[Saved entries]
------------------------------------

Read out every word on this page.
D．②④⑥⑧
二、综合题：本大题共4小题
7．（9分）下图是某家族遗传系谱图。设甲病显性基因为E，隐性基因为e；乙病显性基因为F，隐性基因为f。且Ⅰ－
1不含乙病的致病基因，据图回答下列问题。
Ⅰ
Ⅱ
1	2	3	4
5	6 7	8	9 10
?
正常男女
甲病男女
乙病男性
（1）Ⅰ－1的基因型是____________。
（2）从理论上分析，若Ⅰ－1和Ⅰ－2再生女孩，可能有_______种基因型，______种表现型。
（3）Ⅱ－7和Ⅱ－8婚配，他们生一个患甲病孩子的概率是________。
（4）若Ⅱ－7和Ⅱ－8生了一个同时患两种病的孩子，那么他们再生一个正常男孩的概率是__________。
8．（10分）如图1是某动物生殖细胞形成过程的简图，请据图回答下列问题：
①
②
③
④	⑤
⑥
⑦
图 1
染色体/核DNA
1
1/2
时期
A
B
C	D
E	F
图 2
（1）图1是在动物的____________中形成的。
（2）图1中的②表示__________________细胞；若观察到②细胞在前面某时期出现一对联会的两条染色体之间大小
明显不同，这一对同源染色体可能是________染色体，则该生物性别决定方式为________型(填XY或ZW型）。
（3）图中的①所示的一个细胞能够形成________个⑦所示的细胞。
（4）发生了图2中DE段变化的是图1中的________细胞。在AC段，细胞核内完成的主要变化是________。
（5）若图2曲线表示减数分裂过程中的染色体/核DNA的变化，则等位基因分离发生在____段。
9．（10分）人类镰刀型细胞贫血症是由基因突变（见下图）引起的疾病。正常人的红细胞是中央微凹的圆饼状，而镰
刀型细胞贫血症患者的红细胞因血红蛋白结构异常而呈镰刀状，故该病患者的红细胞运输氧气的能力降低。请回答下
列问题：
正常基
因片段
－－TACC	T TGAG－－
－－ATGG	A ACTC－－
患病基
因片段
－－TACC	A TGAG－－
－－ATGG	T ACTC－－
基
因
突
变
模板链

------------------------------------

**What is expected**
Restate each record exactly as written.

**Answer to this task**
Read out every word on this page.
D．②④⑥⑧
二、综合题：本大题共4小题
7．（9分）下图是某家族遗传系谱图。设甲病显性基因为E，隐性基因为e；乙病显性基因为F，隐性基因为f。且Ⅰ－
1不含乙病的致病基因，据图回答下列问题。
Ⅰ
Ⅱ
1	2	3	4
5	6 7	8	9 10
?
正常男女
甲病男女
乙病男性
（1）Ⅰ－1的基因型是____________。
（2）从理论上分析，若Ⅰ－1和Ⅰ－2再生女孩，可能有_______种基因型，______种表现型。
（3）Ⅱ－7和Ⅱ－8婚配，他们生一个患甲病孩子的概率是________。
（4）若Ⅱ－7和Ⅱ－8生了一个同时患两种病的孩子，那么他们再生一个正常男孩的概率是__________。
8．（10分）如图1是某动物生殖细胞形成过程的简图，请据图回答下列问题：
①
②
③
④	⑤
⑥
⑦
图 1
染色体/核DNA
1
1/2
时期
A
B
C	D
E	F
图 2
（1）图1是在动物的____________中形成的。
（2）图1中的②表示__________________细胞；若观察到②细胞在前面某时期出现一对联会的两条染色体之间大小
明显不同，这一对同源染色体可能是________染色体，则该生物性别决定方式为________型(填XY或ZW型）。
（3）图中的①所示的一个细胞能够形成________个⑦所示的细胞。
（4）发生了图2中DE段变化的是图1中的________细胞。在AC段，细胞核内完成的主要变化是________。
（5）若图2曲线表示减数分裂过程中的染色体/核DNA的变化，则等位基因分离发生在____段。
9．（10分）人类镰刀型细胞贫血症是由基因突变（见下图）引起的疾病。正常人的红细胞是中央微凹的圆饼状，而镰
刀型细胞贫血症患者的红细胞因血红蛋白结构异常而呈镰刀状，故该病患者的红细胞运输氧气的能力降低。请回答下
列问题：
正常基
因片段
－－TACC	T TGAG－－
－－ATGG	A ACTC－－
患病基
因片段
－－TACC	A TGAG－－
－－ATGG	T ACTC－－
基
因
突
变
模板链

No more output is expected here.